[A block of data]
★ ★ ★ ★ ★
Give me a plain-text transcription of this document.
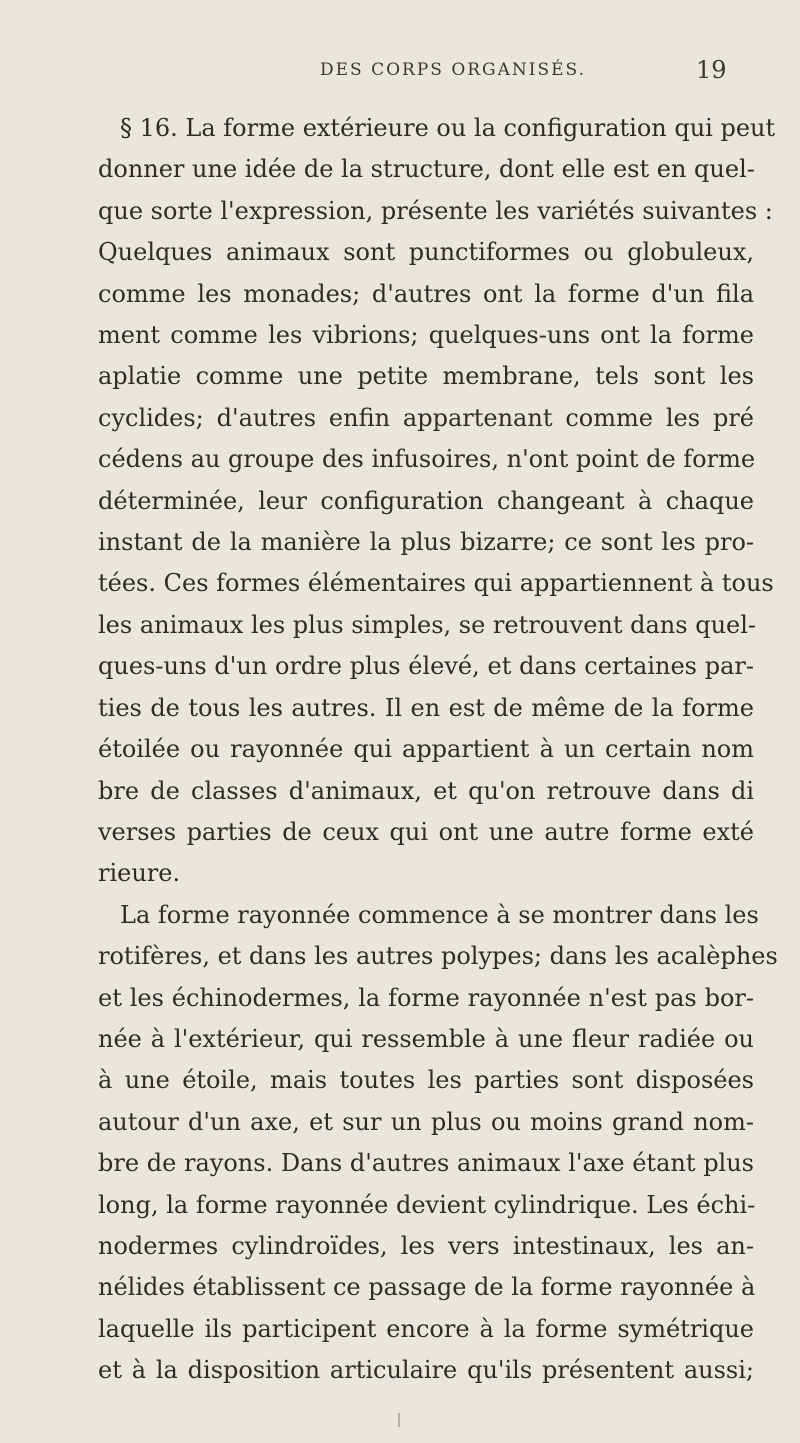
DES CORPS ORGANISÉS.	19
§ 16. La forme extérieure ou la configuration qui peut
donner une idée de la structure, dont elle est en quel-
que sorte l'expression, présente les variétés suivantes :
Quelques animaux sont punctiformes ou globuleux,
comme les monades; d'autres ont la forme d'un fila
ment comme les vibrions; quelques-uns ont la forme
aplatie comme une petite membrane, tels sont les
cyclides; d'autres enfin appartenant comme les pré
cédens au groupe des infusoires, n'ont point de forme
déterminée, leur configuration changeant à chaque
instant de la manière la plus bizarre; ce sont les pro-
tées. Ces formes élémentaires qui appartiennent à tous
les animaux les plus simples, se retrouvent dans quel-
ques-uns d'un ordre plus élevé, et dans certaines par-
ties de tous les autres. Il en est de même de la forme
étoilée ou rayonnée qui appartient à un certain nom
bre de classes d'animaux, et qu'on retrouve dans di
verses parties de ceux qui ont une autre forme exté
rieure.
La forme rayonnée commence à se montrer dans les
rotifères, et dans les autres polypes; dans les acalèphes
et les échinodermes, la forme rayonnée n'est pas bor-
née à l'extérieur, qui ressemble à une fleur radiée ou
à une étoile, mais toutes les parties sont disposées
autour d'un axe, et sur un plus ou moins grand nom-
bre de rayons. Dans d'autres animaux l'axe étant plus
long, la forme rayonnée devient cylindrique. Les échi-
nodermes cylindroïdes, les vers intestinaux, les an-
nélides établissent ce passage de la forme rayonnée à
laquelle ils participent encore à la forme symétrique
et à la disposition articulaire qu'ils présentent aussi;
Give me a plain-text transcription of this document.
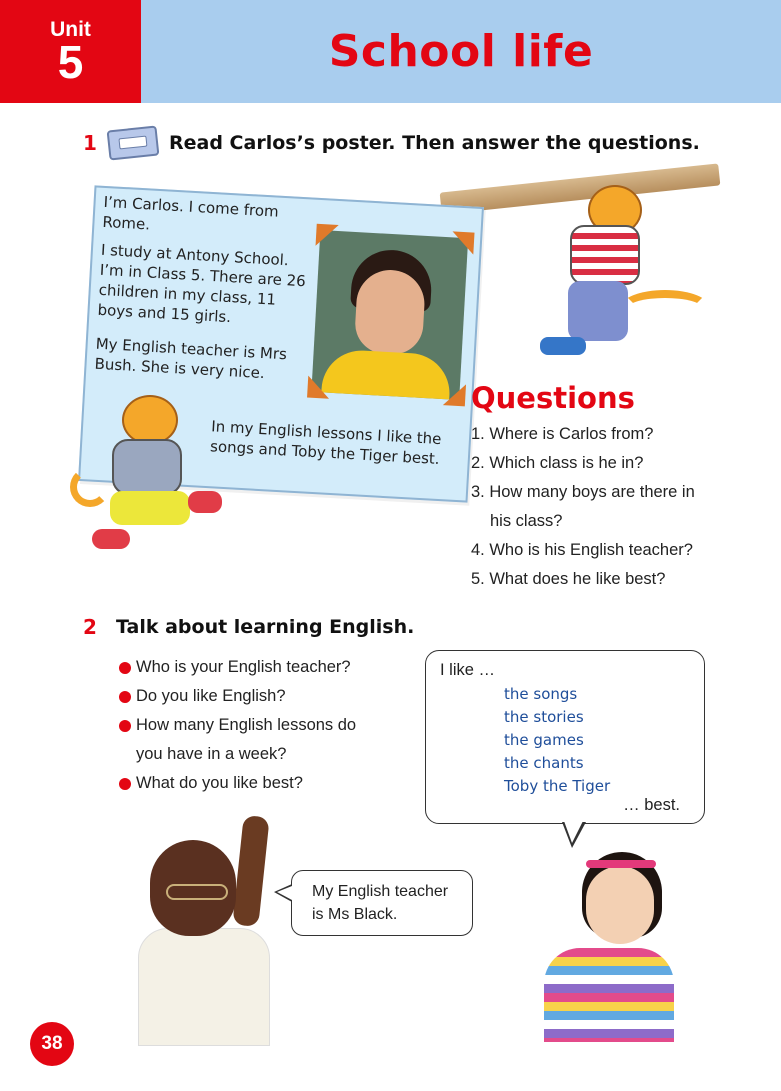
Unit
5	School life
1	Read Carlos’s poster. Then answer the questions.
I’m Carlos. I come from Rome.
I study at Antony School. I’m in Class 5. There are 26 children in my class, 11 boys and 15 girls.
My English teacher is Mrs Bush. She is very nice.
In my English lessons I like the songs and Toby the Tiger best.
Questions
1. Where is Carlos from?
2. Which class is he in?
3. How many boys are there in
his class?
4. Who is his English teacher?
5. What does he like best?
2 Talk about learning English.
Who is your English teacher?
Do you like English?
How many English lessons do
you have in a week?
What do you like best?
I like …
the songs
the stories
the games
the chants
Toby the Tiger
… best.
My English teacher
is Ms Black.
38
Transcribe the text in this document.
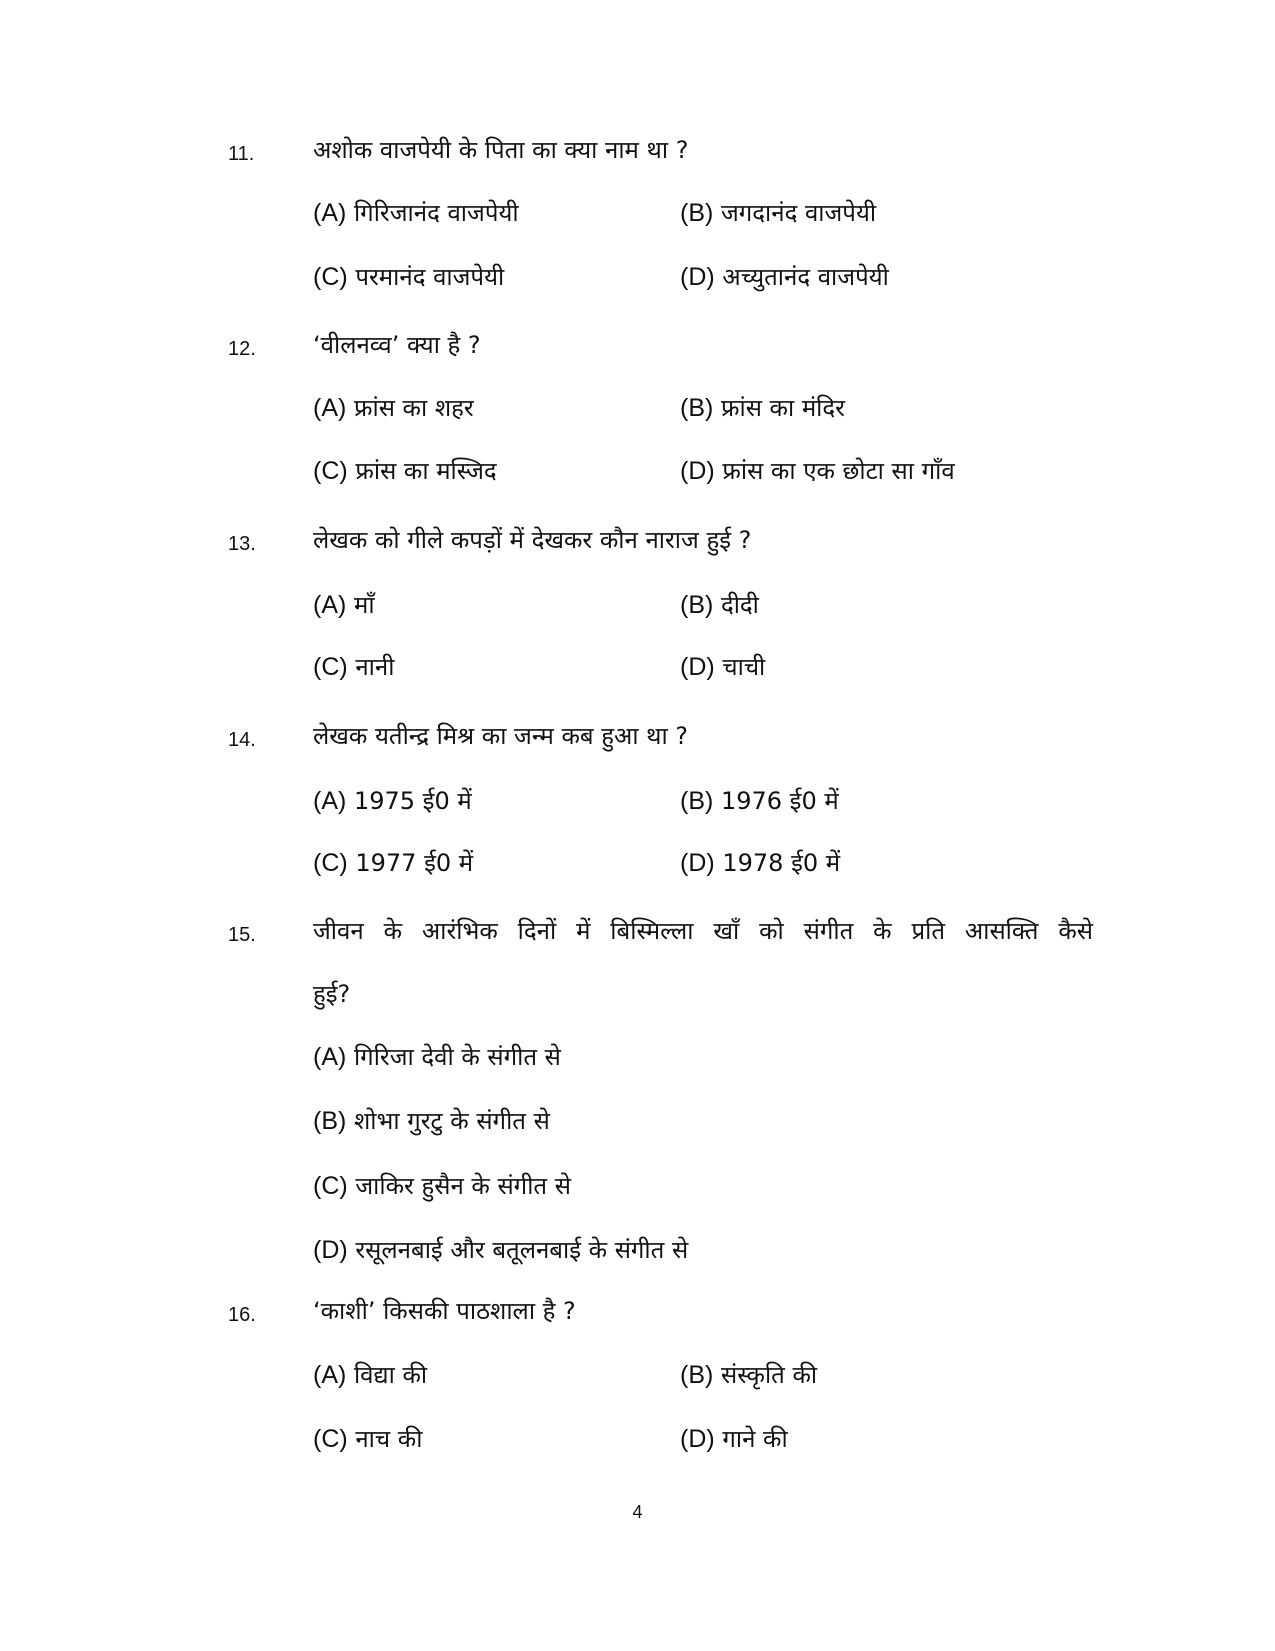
11. अशोक वाजपेयी के पिता का क्या नाम था ?
(A) गिरिजानंद वाजपेयी	(B) जगदानंद वाजपेयी
(C) परमानंद वाजपेयी	(D) अच्युतानंद वाजपेयी
12. ‘वीलनव्व’ क्या है ?
(A) फ्रांस का शहर	(B) फ्रांस का मंदिर
(C) फ्रांस का मस्जिद	(D) फ्रांस का एक छोटा सा गाँव
13. लेखक को गीले कपड़ों में देखकर कौन नाराज हुई ?
(A) माँ	(B) दीदी
(C) नानी	(D) चाची
14. लेखक यतीन्द्र मिश्र का जन्म कब हुआ था ?
(A) 1975 ई0 में	(B) 1976 ई0 में
(C) 1977 ई0 में	(D) 1978 ई0 में
15. जीवन के आरंभिक दिनों में बिस्मिल्ला खाँ को संगीत के प्रति आसक्ति कैसे
हुई?
(A) गिरिजा देवी के संगीत से
(B) शोभा गुरटु के संगीत से
(C) जाकिर हुसैन के संगीत से
(D) रसूलनबाई और बतूलनबाई के संगीत से
16. ‘काशी’ किसकी पाठशाला है ?
(A) विद्या की	(B) संस्कृति की
(C) नाच की	(D) गाने की
4
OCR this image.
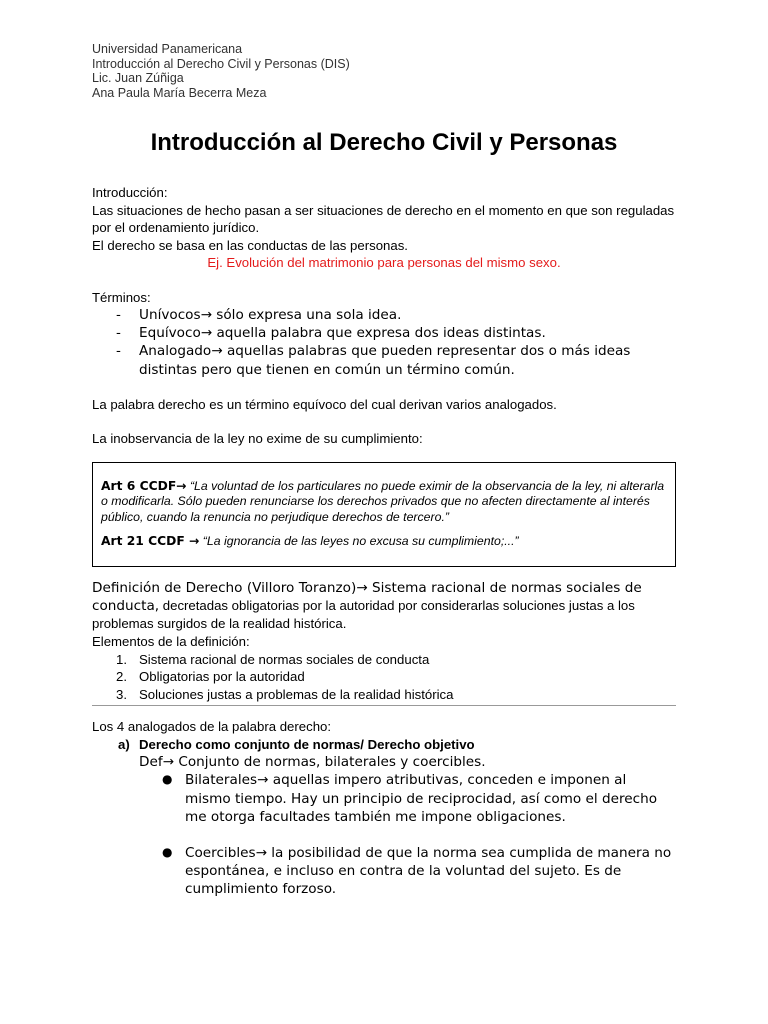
Universidad Panamericana
Introducción al Derecho Civil y Personas (DIS)
Lic. Juan Zúñiga
Ana Paula María Becerra Meza
Introducción al Derecho Civil y Personas
Introducción:
Las situaciones de hecho pasan a ser situaciones de derecho en el momento en que son reguladas por el ordenamiento jurídico.
El derecho se basa en las conductas de las personas.
Ej. Evolución del matrimonio para personas del mismo sexo.
Términos:
- Unívocos→ sólo expresa una sola idea.
- Equívoco→ aquella palabra que expresa dos ideas distintas.
- Analogado→ aquellas palabras que pueden representar dos o más ideas distintas pero que tienen en común un término común.
La palabra derecho es un término equívoco del cual derivan varios analogados.
La inobservancia de la ley no exime de su cumplimiento:
Art 6 CCDF→ “La voluntad de los particulares no puede eximir de la observancia de la ley, ni alterarla o modificarla. Sólo pueden renunciarse los derechos privados que no afecten directamente al interés público, cuando la renuncia no perjudique derechos de tercero.”
Art 21 CCDF → “La ignorancia de las leyes no excusa su cumplimiento;...”
Definición de Derecho (Villoro Toranzo)→ Sistema racional de normas sociales de conducta, decretadas obligatorias por la autoridad por considerarlas soluciones justas a los problemas surgidos de la realidad histórica.
Elementos de la definición:
1. Sistema racional de normas sociales de conducta
2. Obligatorias por la autoridad
3. Soluciones justas a problemas de la realidad histórica
Los 4 analogados de la palabra derecho:
a) Derecho como conjunto de normas/ Derecho objetivo
Def→ Conjunto de normas, bilaterales y coercibles.
● Bilaterales→ aquellas impero atributivas, conceden e imponen al mismo tiempo. Hay un principio de reciprocidad, así como el derecho me otorga facultades también me impone obligaciones.
● Coercibles→ la posibilidad de que la norma sea cumplida de manera no espontánea, e incluso en contra de la voluntad del sujeto. Es de cumplimiento forzoso.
★ ★ ★ ★ ★
## EXERCISE DETAILS
Copy the data exactly. Any picture it contains is to be omitted.

## FINAL RESULT
Give me a plain-text transcription of this document.
DES CORPS ORGANISÉS.	19
§ 16. La forme extérieure ou la configuration qui peut
donner une idée de la structure, dont elle est en quel-
que sorte l'expression, présente les variétés suivantes :
Quelques animaux sont punctiformes ou globuleux,
comme les monades; d'autres ont la forme d'un fila
ment comme les vibrions; quelques-uns ont la forme
aplatie comme une petite membrane, tels sont les
cyclides; d'autres enfin appartenant comme les pré
cédens au groupe des infusoires, n'ont point de forme
déterminée, leur configuration changeant à chaque
instant de la manière la plus bizarre; ce sont les pro-
tées. Ces formes élémentaires qui appartiennent à tous
les animaux les plus simples, se retrouvent dans quel-
ques-uns d'un ordre plus élevé, et dans certaines par-
ties de tous les autres. Il en est de même de la forme
étoilée ou rayonnée qui appartient à un certain nom
bre de classes d'animaux, et qu'on retrouve dans di
verses parties de ceux qui ont une autre forme exté
rieure.
La forme rayonnée commence à se montrer dans les
rotifères, et dans les autres polypes; dans les acalèphes
et les échinodermes, la forme rayonnée n'est pas bor-
née à l'extérieur, qui ressemble à une fleur radiée ou
à une étoile, mais toutes les parties sont disposées
autour d'un axe, et sur un plus ou moins grand nom-
bre de rayons. Dans d'autres animaux l'axe étant plus
long, la forme rayonnée devient cylindrique. Les échi-
nodermes cylindroïdes, les vers intestinaux, les an-
nélides établissent ce passage de la forme rayonnée à
laquelle ils participent encore à la forme symétrique
et à la disposition articulaire qu'ils présentent aussi;
Give me a plain-text transcription of this document.
Unit
5	School life
1	Read Carlos’s poster. Then answer the questions.
I’m Carlos. I come from Rome.
I study at Antony School. I’m in Class 5. There are 26 children in my class, 11 boys and 15 girls.
My English teacher is Mrs Bush. She is very nice.
In my English lessons I like the songs and Toby the Tiger best.
Questions
1. Where is Carlos from?
2. Which class is he in?
3. How many boys are there in
his class?
4. Who is his English teacher?
5. What does he like best?
2 Talk about learning English.
Who is your English teacher?
Do you like English?
How many English lessons do
you have in a week?
What do you like best?
I like …
the songs
the stories
the games
the chants
Toby the Tiger
… best.
My English teacher
is Ms Black.
38
Transcribe the text in this document.
11. अशोक वाजपेयी के पिता का क्या नाम था ?
(A) गिरिजानंद वाजपेयी	(B) जगदानंद वाजपेयी
(C) परमानंद वाजपेयी	(D) अच्युतानंद वाजपेयी
12. ‘वीलनव्व’ क्या है ?
(A) फ्रांस का शहर	(B) फ्रांस का मंदिर
(C) फ्रांस का मस्जिद	(D) फ्रांस का एक छोटा सा गाँव
13. लेखक को गीले कपड़ों में देखकर कौन नाराज हुई ?
(A) माँ	(B) दीदी
(C) नानी	(D) चाची
14. लेखक यतीन्द्र मिश्र का जन्म कब हुआ था ?
(A) 1975 ई0 में	(B) 1976 ई0 में
(C) 1977 ई0 में	(D) 1978 ई0 में
15. जीवन के आरंभिक दिनों में बिस्मिल्ला खाँ को संगीत के प्रति आसक्ति कैसे
हुई?
(A) गिरिजा देवी के संगीत से
(B) शोभा गुरटु के संगीत से
(C) जाकिर हुसैन के संगीत से
(D) रसूलनबाई और बतूलनबाई के संगीत से
16. ‘काशी’ किसकी पाठशाला है ?
(A) विद्या की	(B) संस्कृति की
(C) नाच की	(D) गाने की
4
OCR this image.
Universidad Panamericana
Introducción al Derecho Civil y Personas (DIS)
Lic. Juan Zúñiga
Ana Paula María Becerra Meza
Introducción al Derecho Civil y Personas
Introducción:
Las situaciones de hecho pasan a ser situaciones de derecho en el momento en que son reguladas por el ordenamiento jurídico.
El derecho se basa en las conductas de las personas.
Ej. Evolución del matrimonio para personas del mismo sexo.
Términos:
- Unívocos→ sólo expresa una sola idea.
- Equívoco→ aquella palabra que expresa dos ideas distintas.
- Analogado→ aquellas palabras que pueden representar dos o más ideas distintas pero que tienen en común un término común.
La palabra derecho es un término equívoco del cual derivan varios analogados.
La inobservancia de la ley no exime de su cumplimiento:
Art 6 CCDF→ “La voluntad de los particulares no puede eximir de la observancia de la ley, ni alterarla o modificarla. Sólo pueden renunciarse los derechos privados que no afecten directamente al interés público, cuando la renuncia no perjudique derechos de tercero.”
Art 21 CCDF → “La ignorancia de las leyes no excusa su cumplimiento;...”
Definición de Derecho (Villoro Toranzo)→ Sistema racional de normas sociales de conducta, decretadas obligatorias por la autoridad por considerarlas soluciones justas a los problemas surgidos de la realidad histórica.
Elementos de la definición:
1. Sistema racional de normas sociales de conducta
2. Obligatorias por la autoridad
3. Soluciones justas a problemas de la realidad histórica
Los 4 analogados de la palabra derecho:
a) Derecho como conjunto de normas/ Derecho objetivo
Def→ Conjunto de normas, bilaterales y coercibles.
● Bilaterales→ aquellas impero atributivas, conceden e imponen al mismo tiempo. Hay un principio de reciprocidad, así como el derecho me otorga facultades también me impone obligaciones.
● Coercibles→ la posibilidad de que la norma sea cumplida de manera no espontánea, e incluso en contra de la voluntad del sujeto. Es de cumplimiento forzoso.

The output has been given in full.